**What you are asked to do:** Copy each line of the listing below exactly.

**Extracted entries:**
----------------------------------------

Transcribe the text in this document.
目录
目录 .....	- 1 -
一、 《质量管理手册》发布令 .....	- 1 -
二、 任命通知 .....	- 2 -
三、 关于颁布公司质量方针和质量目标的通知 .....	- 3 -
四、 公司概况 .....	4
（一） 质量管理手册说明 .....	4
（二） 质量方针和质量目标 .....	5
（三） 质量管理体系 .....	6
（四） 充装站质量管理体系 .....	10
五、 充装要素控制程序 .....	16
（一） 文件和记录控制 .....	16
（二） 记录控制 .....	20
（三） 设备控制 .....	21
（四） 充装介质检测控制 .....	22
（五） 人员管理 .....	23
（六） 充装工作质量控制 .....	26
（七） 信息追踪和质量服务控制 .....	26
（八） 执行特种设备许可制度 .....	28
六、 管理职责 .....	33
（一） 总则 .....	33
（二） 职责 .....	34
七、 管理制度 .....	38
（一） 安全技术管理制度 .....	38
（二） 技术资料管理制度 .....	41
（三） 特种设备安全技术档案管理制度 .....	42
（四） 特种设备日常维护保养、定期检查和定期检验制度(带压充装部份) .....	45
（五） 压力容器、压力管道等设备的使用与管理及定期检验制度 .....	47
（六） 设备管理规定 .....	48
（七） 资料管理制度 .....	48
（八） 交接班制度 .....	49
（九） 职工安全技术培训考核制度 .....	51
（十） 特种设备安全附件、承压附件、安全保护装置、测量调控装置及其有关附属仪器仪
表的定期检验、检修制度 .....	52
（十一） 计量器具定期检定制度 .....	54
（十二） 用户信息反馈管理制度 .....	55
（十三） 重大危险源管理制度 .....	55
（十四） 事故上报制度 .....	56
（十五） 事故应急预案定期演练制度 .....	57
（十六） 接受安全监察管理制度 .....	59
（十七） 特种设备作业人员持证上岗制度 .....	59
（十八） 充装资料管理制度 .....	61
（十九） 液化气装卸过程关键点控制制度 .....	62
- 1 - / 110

----------------------------------------

**Completed task:**
Transcribe the text in this document.
目录
目录 .....	- 1 -
一、 《质量管理手册》发布令 .....	- 1 -
二、 任命通知 .....	- 2 -
三、 关于颁布公司质量方针和质量目标的通知 .....	- 3 -
四、 公司概况 .....	4
（一） 质量管理手册说明 .....	4
（二） 质量方针和质量目标 .....	5
（三） 质量管理体系 .....	6
（四） 充装站质量管理体系 .....	10
五、 充装要素控制程序 .....	16
（一） 文件和记录控制 .....	16
（二） 记录控制 .....	20
（三） 设备控制 .....	21
（四） 充装介质检测控制 .....	22
（五） 人员管理 .....	23
（六） 充装工作质量控制 .....	26
（七） 信息追踪和质量服务控制 .....	26
（八） 执行特种设备许可制度 .....	28
六、 管理职责 .....	33
（一） 总则 .....	33
（二） 职责 .....	34
七、 管理制度 .....	38
（一） 安全技术管理制度 .....	38
（二） 技术资料管理制度 .....	41
（三） 特种设备安全技术档案管理制度 .....	42
（四） 特种设备日常维护保养、定期检查和定期检验制度(带压充装部份) .....	45
（五） 压力容器、压力管道等设备的使用与管理及定期检验制度 .....	47
（六） 设备管理规定 .....	48
（七） 资料管理制度 .....	48
（八） 交接班制度 .....	49
（九） 职工安全技术培训考核制度 .....	51
（十） 特种设备安全附件、承压附件、安全保护装置、测量调控装置及其有关附属仪器仪
表的定期检验、检修制度 .....	52
（十一） 计量器具定期检定制度 .....	54
（十二） 用户信息反馈管理制度 .....	55
（十三） 重大危险源管理制度 .....	55
（十四） 事故上报制度 .....	56
（十五） 事故应急预案定期演练制度 .....	57
（十六） 接受安全监察管理制度 .....	59
（十七） 特种设备作业人员持证上岗制度 .....	59
（十八） 充装资料管理制度 .....	61
（十九） 液化气装卸过程关键点控制制度 .....	62
- 1 - / 110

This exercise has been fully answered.